» **Exercise directions**: Your task is to repeat all of the material exactly.

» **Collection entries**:
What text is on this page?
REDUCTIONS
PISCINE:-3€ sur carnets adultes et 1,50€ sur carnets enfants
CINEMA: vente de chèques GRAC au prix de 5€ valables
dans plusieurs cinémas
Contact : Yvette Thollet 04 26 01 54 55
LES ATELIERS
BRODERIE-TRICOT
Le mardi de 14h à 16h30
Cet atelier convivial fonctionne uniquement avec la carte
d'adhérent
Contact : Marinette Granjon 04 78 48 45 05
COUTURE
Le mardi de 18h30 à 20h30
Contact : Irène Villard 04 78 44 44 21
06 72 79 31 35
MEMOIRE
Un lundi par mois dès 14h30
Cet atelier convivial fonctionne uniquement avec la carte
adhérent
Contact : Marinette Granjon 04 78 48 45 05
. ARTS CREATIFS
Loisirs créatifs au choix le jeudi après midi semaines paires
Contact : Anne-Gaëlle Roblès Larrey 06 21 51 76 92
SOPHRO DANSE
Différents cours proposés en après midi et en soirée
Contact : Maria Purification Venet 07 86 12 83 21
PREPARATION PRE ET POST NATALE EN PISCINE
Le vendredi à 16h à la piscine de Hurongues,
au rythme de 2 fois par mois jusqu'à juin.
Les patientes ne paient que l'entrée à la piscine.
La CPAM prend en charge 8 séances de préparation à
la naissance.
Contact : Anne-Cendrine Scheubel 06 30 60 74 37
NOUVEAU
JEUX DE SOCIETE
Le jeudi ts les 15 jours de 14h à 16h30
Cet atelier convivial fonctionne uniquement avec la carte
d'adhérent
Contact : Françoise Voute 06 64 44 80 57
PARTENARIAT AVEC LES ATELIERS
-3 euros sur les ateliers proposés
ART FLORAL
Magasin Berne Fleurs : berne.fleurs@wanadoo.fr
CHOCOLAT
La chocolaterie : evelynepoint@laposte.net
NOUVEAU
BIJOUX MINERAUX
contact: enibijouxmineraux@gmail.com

» **Task result**:
What text is on this page?
REDUCTIONS
PISCINE:-3€ sur carnets adultes et 1,50€ sur carnets enfants
CINEMA: vente de chèques GRAC au prix de 5€ valables
dans plusieurs cinémas
Contact : Yvette Thollet 04 26 01 54 55
LES ATELIERS
BRODERIE-TRICOT
Le mardi de 14h à 16h30
Cet atelier convivial fonctionne uniquement avec la carte
d'adhérent
Contact : Marinette Granjon 04 78 48 45 05
COUTURE
Le mardi de 18h30 à 20h30
Contact : Irène Villard 04 78 44 44 21
06 72 79 31 35
MEMOIRE
Un lundi par mois dès 14h30
Cet atelier convivial fonctionne uniquement avec la carte
adhérent
Contact : Marinette Granjon 04 78 48 45 05
. ARTS CREATIFS
Loisirs créatifs au choix le jeudi après midi semaines paires
Contact : Anne-Gaëlle Roblès Larrey 06 21 51 76 92
SOPHRO DANSE
Différents cours proposés en après midi et en soirée
Contact : Maria Purification Venet 07 86 12 83 21
PREPARATION PRE ET POST NATALE EN PISCINE
Le vendredi à 16h à la piscine de Hurongues,
au rythme de 2 fois par mois jusqu'à juin.
Les patientes ne paient que l'entrée à la piscine.
La CPAM prend en charge 8 séances de préparation à
la naissance.
Contact : Anne-Cendrine Scheubel 06 30 60 74 37
NOUVEAU
JEUX DE SOCIETE
Le jeudi ts les 15 jours de 14h à 16h30
Cet atelier convivial fonctionne uniquement avec la carte
d'adhérent
Contact : Françoise Voute 06 64 44 80 57
PARTENARIAT AVEC LES ATELIERS
-3 euros sur les ateliers proposés
ART FLORAL
Magasin Berne Fleurs : berne.fleurs@wanadoo.fr
CHOCOLAT
La chocolaterie : evelynepoint@laposte.net
NOUVEAU
BIJOUX MINERAUX
contact: enibijouxmineraux@gmail.com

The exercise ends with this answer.